> **Task brief**
Count every line where "page" occurs. Give the total alone.

(Data excerpts)
________________________
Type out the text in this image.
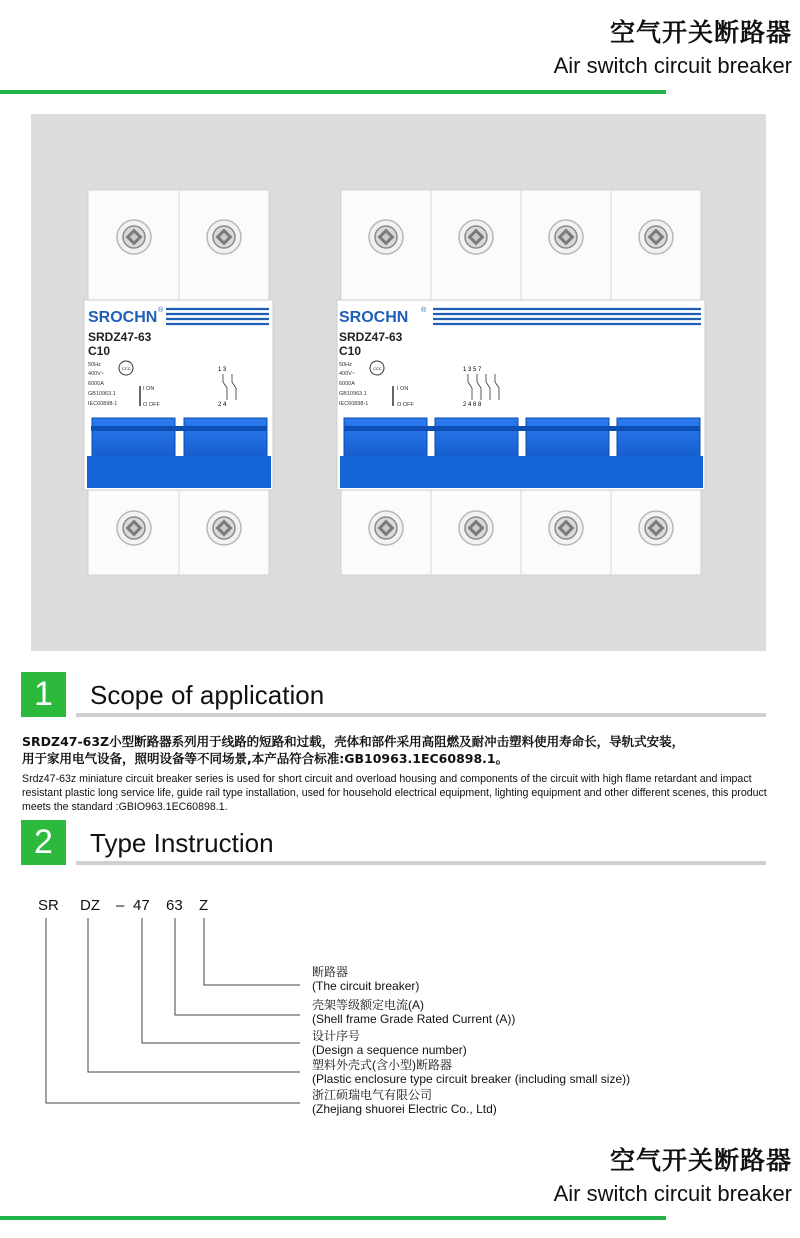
空气开关断路器
Air switch circuit breaker
SROCHN ®
SRDZ47-63
C10
50Hz
400V~
6000A
GB10963.1
IEC60898-1
CCC
I ON
O OFF
1 3
2 4
SROCHN ®
SRDZ47-63
C10
50Hz
400V~
6000A
GB10963.1
IEC60898-1
CCC
I ON
O OFF
1 3 5 7
2 4 6 8
1	Scope of application
SRDZ47-63Z小型断路器系列用于线路的短路和过载，壳体和部件采用高阻燃及耐冲击塑料使用寿命长，导轨式安装，
用于家用电气设备，照明设备等不同场景,本产品符合标准:GB10963.1EC60898.1。
Srdz47-63z miniature circuit breaker series is used for short circuit and overload housing and components of the circuit with high flame retardant and impact resistant plastic long service life, guide rail type installation, used for household electrical equipment, lighting equipment and other different scenes, this product meets the standard :GBIO963.1EC60898.1.
2	Type Instruction
SR DZ – 47 63 Z
断路器
(The circuit breaker)
壳架等级额定电流(A)
(Shell frame Grade Rated Current (A))
设计序号
(Design a sequence number)
塑料外壳式(含小型)断路器
(Plastic enclosure type circuit breaker (including small size))
浙江硕瑞电气有限公司
(Zhejiang shuorei Electric Co., Ltd)
空气开关断路器
Air switch circuit breaker
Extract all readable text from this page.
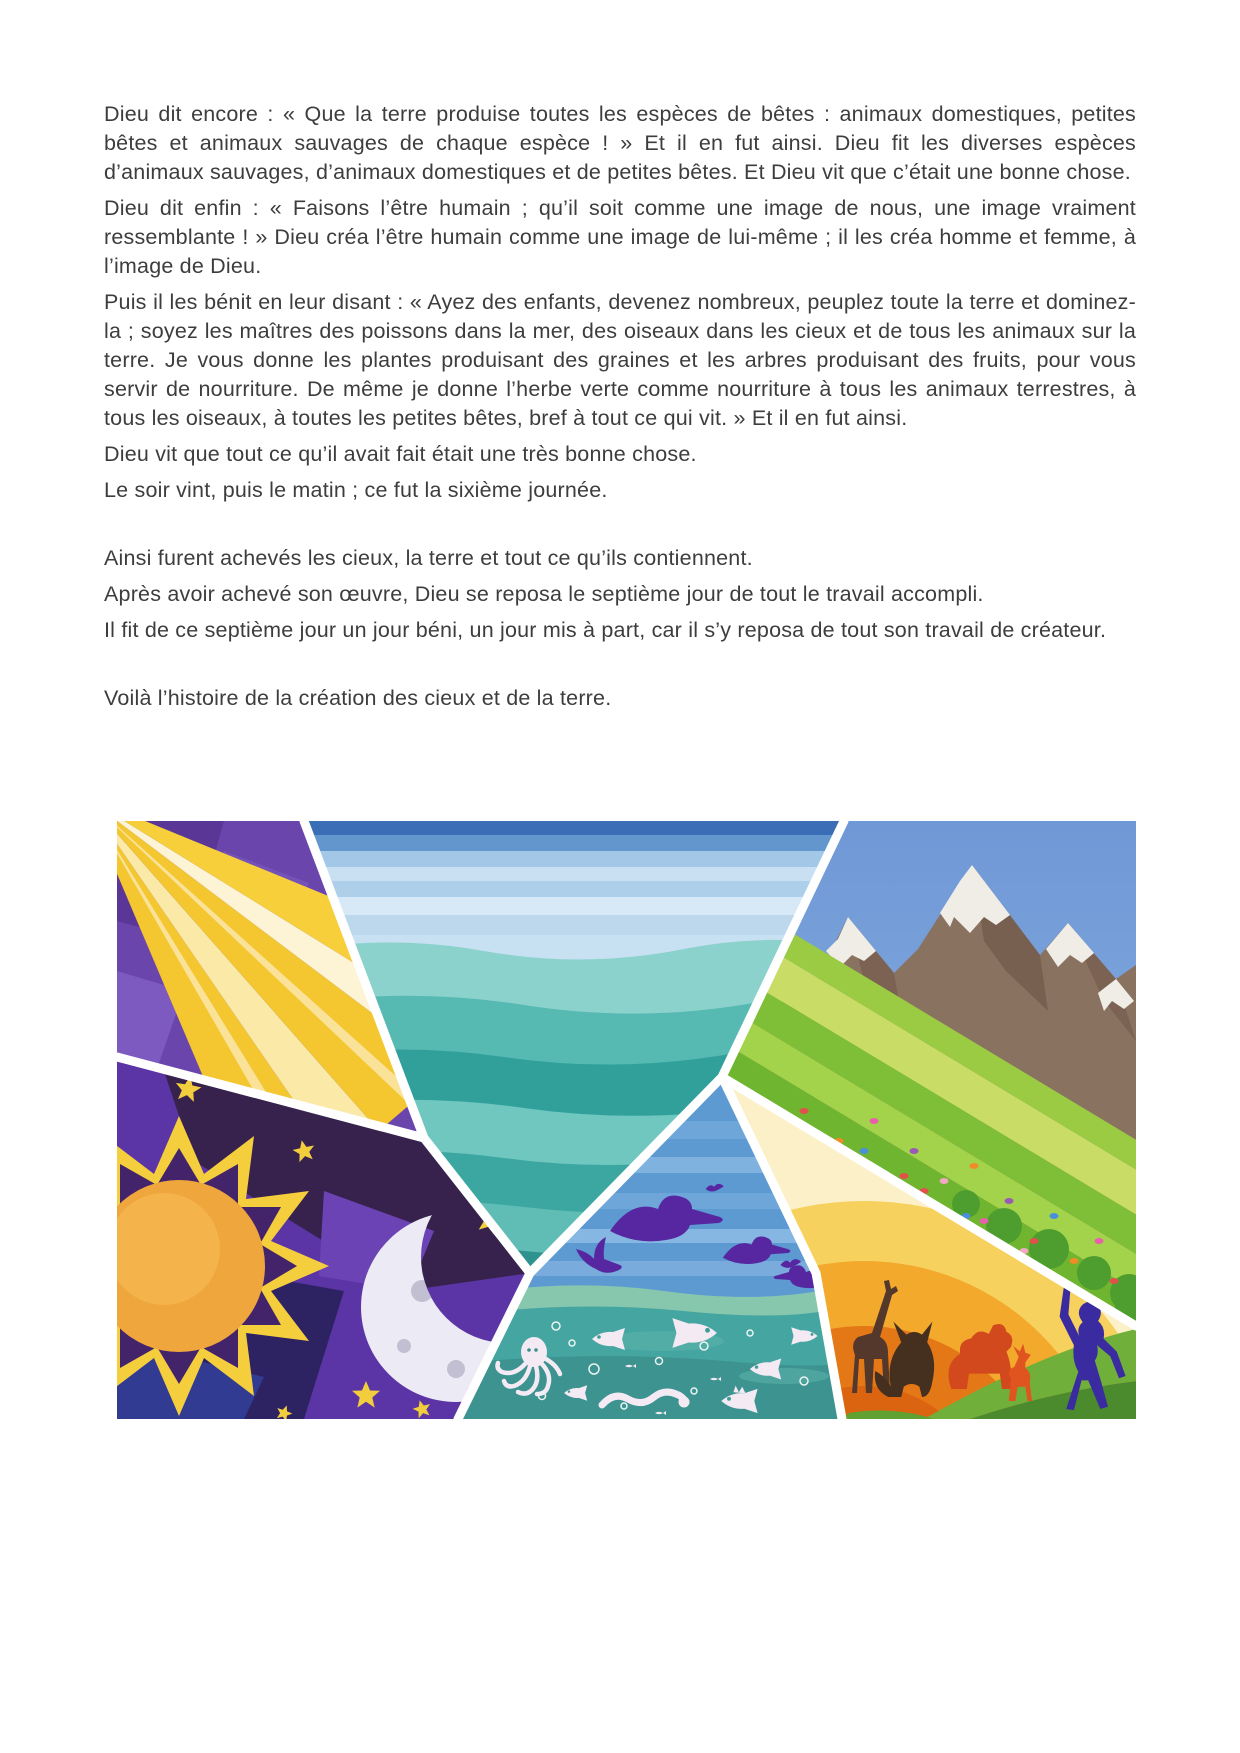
Dieu dit encore : « Que la terre produise toutes les espèces de bêtes : animaux domestiques, petites bêtes et animaux sauvages de chaque espèce ! » Et il en fut ainsi. Dieu fit les diverses espèces d’animaux sauvages, d’animaux domestiques et de petites bêtes. Et Dieu vit que c’était une bonne chose.

Dieu dit enfin : « Faisons l’être humain ; qu’il soit comme une image de nous, une image vraiment ressemblante ! » Dieu créa l’être humain comme une image de lui-même ; il les créa homme et femme, à l’image de Dieu.

Puis il les bénit en leur disant : « Ayez des enfants, devenez nombreux, peuplez toute la terre et dominez-la ; soyez les maîtres des poissons dans la mer, des oiseaux dans les cieux et de tous les animaux sur la terre. Je vous donne les plantes produisant des graines et les arbres produisant des fruits, pour vous servir de nourriture. De même je donne l’herbe verte comme nourriture à tous les animaux terrestres, à tous les oiseaux, à toutes les petites bêtes, bref à tout ce qui vit. » Et il en fut ainsi.

Dieu vit que tout ce qu’il avait fait était une très bonne chose.

Le soir vint, puis le matin ; ce fut la sixième journée.

Ainsi furent achevés les cieux, la terre et tout ce qu’ils contiennent.

Après avoir achevé son œuvre, Dieu se reposa le septième jour de tout le travail accompli.

Il fit de ce septième jour un jour béni, un jour mis à part, car il s’y reposa de tout son travail de créateur.

Voilà l’histoire de la création des cieux et de la terre.
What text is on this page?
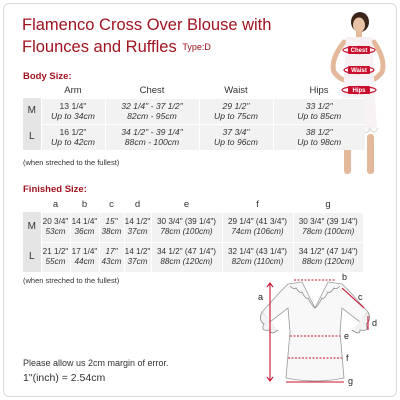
Flamenco Cross Over Blouse with
Flounces and Ruffles Type:D	Chest
Waist
Hips
Body Size:
	Arm	Chest	Waist	Hips
M	13 1/4"
Up to 34cm	32 1/4" - 37 1/2"
82cm - 95cm	29 1/2"
Up to 75cm	33 1/2"
Up to 85cm

L	16 1/2"
Up to 42cm	34 1/2" - 39 1/4"
88cm - 100cm	37 3/4"
Up to 96cm	38 1/2"
Up to 98cm
(when streched to the fullest)
Finished Size:
	a	b	c	d	e	f	g
M	20 3/4"
53cm	14 1/4"
36cm	15"
38cm	14 1/2"
37cm	30 3/4" (39 1/4")
78cm (100cm)	29 1/4" (41 3/4")
74cm (106cm)	30 3/4" (39 1/4")
78cm (100cm)

L	21 1/2"
55cm	17 1/4"
44cm	17"
43cm	14 1/2"
37cm	34 1/2" (47 1/4")
88cm (120cm)	32 1/4" (43 1/4")
82cm (110cm)	34 1/2" (47 1/4")
88cm (120cm)
(when streched to the fullest)
a
b
c
d
e
f
g
Please allow us 2cm margin of error.
1"(inch) = 2.54cm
________________________
> **Answer to the exercise**
2